Part of a data file
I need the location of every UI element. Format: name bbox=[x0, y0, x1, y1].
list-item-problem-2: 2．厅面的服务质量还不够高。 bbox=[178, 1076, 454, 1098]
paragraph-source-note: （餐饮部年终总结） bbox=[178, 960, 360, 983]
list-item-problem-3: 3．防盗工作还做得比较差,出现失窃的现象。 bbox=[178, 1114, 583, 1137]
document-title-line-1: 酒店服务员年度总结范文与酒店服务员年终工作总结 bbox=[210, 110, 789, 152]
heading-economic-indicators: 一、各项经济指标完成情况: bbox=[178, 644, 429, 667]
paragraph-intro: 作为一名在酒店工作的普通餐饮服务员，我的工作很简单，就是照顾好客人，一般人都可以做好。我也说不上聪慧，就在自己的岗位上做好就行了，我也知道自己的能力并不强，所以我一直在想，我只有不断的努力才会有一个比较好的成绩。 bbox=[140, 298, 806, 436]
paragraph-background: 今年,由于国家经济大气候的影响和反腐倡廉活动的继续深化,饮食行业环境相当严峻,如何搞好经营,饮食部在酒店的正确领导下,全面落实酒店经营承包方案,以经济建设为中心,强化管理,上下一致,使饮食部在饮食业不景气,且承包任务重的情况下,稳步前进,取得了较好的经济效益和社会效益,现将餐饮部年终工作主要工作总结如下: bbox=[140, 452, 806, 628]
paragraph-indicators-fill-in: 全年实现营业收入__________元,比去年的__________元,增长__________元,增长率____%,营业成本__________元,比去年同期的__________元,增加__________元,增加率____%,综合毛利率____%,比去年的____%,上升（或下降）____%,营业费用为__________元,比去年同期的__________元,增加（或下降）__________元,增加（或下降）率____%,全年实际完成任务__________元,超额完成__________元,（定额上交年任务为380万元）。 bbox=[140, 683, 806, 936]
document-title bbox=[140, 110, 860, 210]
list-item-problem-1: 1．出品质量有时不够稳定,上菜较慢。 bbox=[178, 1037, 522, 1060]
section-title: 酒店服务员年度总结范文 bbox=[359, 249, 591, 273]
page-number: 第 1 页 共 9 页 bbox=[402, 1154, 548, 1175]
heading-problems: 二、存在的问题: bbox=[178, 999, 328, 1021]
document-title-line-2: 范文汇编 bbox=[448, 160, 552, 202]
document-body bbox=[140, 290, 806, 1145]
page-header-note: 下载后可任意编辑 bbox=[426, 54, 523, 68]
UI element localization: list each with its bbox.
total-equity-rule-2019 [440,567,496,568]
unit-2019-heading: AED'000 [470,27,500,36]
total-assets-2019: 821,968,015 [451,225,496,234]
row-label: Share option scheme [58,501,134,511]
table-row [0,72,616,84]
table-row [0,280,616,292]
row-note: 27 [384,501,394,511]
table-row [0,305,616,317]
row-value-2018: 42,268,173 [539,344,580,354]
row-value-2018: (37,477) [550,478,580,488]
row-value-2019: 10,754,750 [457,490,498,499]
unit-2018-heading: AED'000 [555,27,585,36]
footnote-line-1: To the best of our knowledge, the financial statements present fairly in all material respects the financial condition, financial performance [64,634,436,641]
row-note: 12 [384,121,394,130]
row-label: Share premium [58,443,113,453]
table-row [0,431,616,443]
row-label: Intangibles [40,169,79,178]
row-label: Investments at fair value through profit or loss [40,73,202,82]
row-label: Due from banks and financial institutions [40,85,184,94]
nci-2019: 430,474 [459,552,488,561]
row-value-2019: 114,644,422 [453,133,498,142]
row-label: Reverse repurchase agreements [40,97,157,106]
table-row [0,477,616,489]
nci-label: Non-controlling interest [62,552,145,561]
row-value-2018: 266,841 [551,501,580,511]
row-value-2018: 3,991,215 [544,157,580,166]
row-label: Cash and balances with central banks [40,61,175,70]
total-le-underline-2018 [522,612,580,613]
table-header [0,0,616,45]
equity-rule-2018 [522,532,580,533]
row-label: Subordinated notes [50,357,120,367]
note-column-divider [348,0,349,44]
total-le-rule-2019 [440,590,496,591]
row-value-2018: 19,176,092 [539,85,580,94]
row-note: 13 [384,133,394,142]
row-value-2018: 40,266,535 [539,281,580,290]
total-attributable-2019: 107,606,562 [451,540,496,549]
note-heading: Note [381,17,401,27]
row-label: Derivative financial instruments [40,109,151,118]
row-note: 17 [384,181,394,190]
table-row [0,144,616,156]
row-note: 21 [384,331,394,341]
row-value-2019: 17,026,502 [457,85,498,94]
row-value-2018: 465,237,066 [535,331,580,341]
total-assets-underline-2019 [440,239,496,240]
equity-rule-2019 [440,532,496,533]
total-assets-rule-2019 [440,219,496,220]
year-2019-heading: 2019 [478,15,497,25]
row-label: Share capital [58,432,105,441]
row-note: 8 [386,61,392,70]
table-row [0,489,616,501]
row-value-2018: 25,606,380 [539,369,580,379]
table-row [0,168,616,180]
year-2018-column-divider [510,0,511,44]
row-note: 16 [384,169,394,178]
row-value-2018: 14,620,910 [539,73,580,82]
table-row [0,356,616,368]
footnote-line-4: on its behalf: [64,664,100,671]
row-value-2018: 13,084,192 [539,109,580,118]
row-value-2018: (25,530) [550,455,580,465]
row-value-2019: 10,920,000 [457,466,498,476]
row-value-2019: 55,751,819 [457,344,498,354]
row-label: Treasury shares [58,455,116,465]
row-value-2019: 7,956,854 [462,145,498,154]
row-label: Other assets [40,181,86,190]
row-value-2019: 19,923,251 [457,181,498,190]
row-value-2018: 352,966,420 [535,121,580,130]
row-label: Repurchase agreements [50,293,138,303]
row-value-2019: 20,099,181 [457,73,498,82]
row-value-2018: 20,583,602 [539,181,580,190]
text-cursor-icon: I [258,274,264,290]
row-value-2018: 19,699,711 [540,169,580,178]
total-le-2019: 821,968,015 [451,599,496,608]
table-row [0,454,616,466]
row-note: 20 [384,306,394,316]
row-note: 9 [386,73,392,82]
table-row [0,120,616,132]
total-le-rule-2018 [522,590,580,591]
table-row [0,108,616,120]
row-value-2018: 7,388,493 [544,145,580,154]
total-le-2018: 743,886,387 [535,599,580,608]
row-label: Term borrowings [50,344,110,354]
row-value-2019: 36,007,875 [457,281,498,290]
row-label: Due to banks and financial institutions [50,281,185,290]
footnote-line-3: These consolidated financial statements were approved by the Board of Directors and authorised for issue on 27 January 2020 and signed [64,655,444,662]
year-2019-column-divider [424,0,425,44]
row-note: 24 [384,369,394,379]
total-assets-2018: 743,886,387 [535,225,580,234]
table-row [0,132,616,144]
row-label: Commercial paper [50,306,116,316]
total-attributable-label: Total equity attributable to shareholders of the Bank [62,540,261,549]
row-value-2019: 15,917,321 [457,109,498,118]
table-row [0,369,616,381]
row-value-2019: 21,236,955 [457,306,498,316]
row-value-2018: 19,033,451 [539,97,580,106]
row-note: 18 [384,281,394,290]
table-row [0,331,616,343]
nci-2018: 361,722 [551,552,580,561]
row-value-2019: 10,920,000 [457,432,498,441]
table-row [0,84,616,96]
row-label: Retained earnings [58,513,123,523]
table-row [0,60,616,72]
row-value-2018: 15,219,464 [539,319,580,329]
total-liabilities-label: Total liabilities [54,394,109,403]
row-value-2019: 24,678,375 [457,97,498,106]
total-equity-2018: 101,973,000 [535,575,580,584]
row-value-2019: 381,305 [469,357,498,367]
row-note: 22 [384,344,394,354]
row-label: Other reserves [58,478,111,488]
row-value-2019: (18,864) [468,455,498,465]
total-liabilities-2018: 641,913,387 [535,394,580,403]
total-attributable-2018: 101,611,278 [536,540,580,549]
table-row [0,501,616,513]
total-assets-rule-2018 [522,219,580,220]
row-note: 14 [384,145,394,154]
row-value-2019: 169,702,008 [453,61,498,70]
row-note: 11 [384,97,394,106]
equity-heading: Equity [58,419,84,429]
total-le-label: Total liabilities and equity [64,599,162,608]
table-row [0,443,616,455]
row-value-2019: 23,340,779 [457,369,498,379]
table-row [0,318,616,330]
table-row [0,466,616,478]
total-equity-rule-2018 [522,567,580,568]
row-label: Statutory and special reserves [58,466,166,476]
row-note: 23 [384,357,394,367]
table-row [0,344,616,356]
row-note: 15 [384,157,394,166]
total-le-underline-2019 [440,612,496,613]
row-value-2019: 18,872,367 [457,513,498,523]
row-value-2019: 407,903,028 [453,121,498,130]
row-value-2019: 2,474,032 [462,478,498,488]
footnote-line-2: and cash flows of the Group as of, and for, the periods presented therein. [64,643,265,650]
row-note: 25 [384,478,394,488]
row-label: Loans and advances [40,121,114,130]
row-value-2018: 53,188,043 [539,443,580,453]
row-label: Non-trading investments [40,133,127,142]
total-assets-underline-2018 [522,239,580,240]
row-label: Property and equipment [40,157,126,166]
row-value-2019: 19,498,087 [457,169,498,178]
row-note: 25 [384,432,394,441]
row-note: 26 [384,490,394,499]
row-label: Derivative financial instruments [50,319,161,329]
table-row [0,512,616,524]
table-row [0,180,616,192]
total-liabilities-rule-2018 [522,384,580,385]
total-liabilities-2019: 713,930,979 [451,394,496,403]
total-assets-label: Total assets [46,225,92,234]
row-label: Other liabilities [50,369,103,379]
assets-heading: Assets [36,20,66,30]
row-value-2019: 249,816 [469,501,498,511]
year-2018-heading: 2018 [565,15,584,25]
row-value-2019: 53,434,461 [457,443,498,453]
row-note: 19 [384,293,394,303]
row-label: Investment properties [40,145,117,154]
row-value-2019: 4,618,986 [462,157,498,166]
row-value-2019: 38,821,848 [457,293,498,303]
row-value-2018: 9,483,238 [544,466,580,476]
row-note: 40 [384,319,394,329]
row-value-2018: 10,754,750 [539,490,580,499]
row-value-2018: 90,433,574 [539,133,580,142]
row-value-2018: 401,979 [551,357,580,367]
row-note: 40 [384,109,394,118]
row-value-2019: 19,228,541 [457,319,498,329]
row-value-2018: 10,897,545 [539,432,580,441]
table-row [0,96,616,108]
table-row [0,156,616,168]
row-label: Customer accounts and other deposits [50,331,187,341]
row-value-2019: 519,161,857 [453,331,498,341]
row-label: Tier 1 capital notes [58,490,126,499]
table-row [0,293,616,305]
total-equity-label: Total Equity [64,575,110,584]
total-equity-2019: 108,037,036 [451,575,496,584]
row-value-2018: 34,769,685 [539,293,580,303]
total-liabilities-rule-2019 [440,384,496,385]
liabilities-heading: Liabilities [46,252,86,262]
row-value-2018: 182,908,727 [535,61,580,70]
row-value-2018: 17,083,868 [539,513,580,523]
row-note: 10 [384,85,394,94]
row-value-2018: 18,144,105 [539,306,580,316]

What is expected: Rewrite the records starting at the first line and ending at the line containing "row-label: Intangibles [40,169,79,178]", replacing every "table-row" with "table-line" and leaving everything else unchanged.

The answer:
I need the location of every UI element. Format: name bbox=[x0, y0, x1, y1].
list-item-problem-2: 2．厅面的服务质量还不够高。 bbox=[178, 1076, 454, 1098]
paragraph-source-note: （餐饮部年终总结） bbox=[178, 960, 360, 983]
list-item-problem-3: 3．防盗工作还做得比较差,出现失窃的现象。 bbox=[178, 1114, 583, 1137]
document-title-line-1: 酒店服务员年度总结范文与酒店服务员年终工作总结 bbox=[210, 110, 789, 152]
heading-economic-indicators: 一、各项经济指标完成情况: bbox=[178, 644, 429, 667]
paragraph-intro: 作为一名在酒店工作的普通餐饮服务员，我的工作很简单，就是照顾好客人，一般人都可以做好。我也说不上聪慧，就在自己的岗位上做好就行了，我也知道自己的能力并不强，所以我一直在想，我只有不断的努力才会有一个比较好的成绩。 bbox=[140, 298, 806, 436]
paragraph-background: 今年,由于国家经济大气候的影响和反腐倡廉活动的继续深化,饮食行业环境相当严峻,如何搞好经营,饮食部在酒店的正确领导下,全面落实酒店经营承包方案,以经济建设为中心,强化管理,上下一致,使饮食部在饮食业不景气,且承包任务重的情况下,稳步前进,取得了较好的经济效益和社会效益,现将餐饮部年终工作主要工作总结如下: bbox=[140, 452, 806, 628]
paragraph-indicators-fill-in: 全年实现营业收入__________元,比去年的__________元,增长__________元,增长率____%,营业成本__________元,比去年同期的__________元,增加__________元,增加率____%,综合毛利率____%,比去年的____%,上升（或下降）____%,营业费用为__________元,比去年同期的__________元,增加（或下降）__________元,增加（或下降）率____%,全年实际完成任务__________元,超额完成__________元,（定额上交年任务为380万元）。 bbox=[140, 683, 806, 936]
document-title bbox=[140, 110, 860, 210]
list-item-problem-1: 1．出品质量有时不够稳定,上菜较慢。 bbox=[178, 1037, 522, 1060]
section-title: 酒店服务员年度总结范文 bbox=[359, 249, 591, 273]
page-number: 第 1 页 共 9 页 bbox=[402, 1154, 548, 1175]
heading-problems: 二、存在的问题: bbox=[178, 999, 328, 1021]
document-title-line-2: 范文汇编 bbox=[448, 160, 552, 202]
document-body bbox=[140, 290, 806, 1145]
page-header-note: 下载后可任意编辑 bbox=[426, 54, 523, 68]
UI element localization: list each with its bbox.
total-equity-rule-2019 [440,567,496,568]
unit-2019-heading: AED'000 [470,27,500,36]
total-assets-2019: 821,968,015 [451,225,496,234]
row-label: Share option scheme [58,501,134,511]
table-line [0,72,616,84]
table-line [0,280,616,292]
row-note: 27 [384,501,394,511]
table-line [0,305,616,317]
row-value-2018: 42,268,173 [539,344,580,354]
row-value-2018: (37,477) [550,478,580,488]
row-value-2019: 10,754,750 [457,490,498,499]
unit-2018-heading: AED'000 [555,27,585,36]
footnote-line-1: To the best of our knowledge, the financial statements present fairly in all material respects the financial condition, financial performance [64,634,436,641]
row-note: 12 [384,121,394,130]
row-label: Share premium [58,443,113,453]
table-line [0,431,616,443]
row-label: Intangibles [40,169,79,178]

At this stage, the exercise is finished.